### What you should do:
Search the material for the string "says" and copy each line where it occurs.

### Given data:
□ □ □ □ □ □ □

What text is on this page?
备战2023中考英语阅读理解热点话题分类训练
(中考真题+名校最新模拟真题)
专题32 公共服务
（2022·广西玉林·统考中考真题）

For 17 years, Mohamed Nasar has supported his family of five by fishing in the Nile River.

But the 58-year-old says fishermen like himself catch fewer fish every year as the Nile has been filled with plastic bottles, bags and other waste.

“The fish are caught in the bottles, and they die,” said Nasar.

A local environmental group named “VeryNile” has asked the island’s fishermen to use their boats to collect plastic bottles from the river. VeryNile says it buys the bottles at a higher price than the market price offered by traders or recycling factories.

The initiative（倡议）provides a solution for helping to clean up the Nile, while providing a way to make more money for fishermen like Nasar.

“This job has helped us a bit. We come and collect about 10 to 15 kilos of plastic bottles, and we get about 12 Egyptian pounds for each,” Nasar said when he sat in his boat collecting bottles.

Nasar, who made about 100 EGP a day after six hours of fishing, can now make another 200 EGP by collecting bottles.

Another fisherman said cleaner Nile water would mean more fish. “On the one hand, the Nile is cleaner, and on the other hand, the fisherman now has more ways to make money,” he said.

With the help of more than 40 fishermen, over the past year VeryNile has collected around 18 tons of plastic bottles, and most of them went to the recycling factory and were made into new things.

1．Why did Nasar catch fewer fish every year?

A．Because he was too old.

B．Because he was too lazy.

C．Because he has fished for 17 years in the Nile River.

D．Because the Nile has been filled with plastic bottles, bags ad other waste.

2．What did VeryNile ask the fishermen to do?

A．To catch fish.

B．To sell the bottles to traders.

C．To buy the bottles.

□ □ □ □ □ □ □

### Response for this exercise:
But the 58-year-old says fishermen like himself catch fewer fish every year as the Nile has been filled with plastic bottles, bags and other waste.
A local environmental group named “VeryNile” has asked the island’s fishermen to use their boats to collect plastic bottles from the river. VeryNile says it buys the bottles at a higher price than the market price offered by traders or recycling factories.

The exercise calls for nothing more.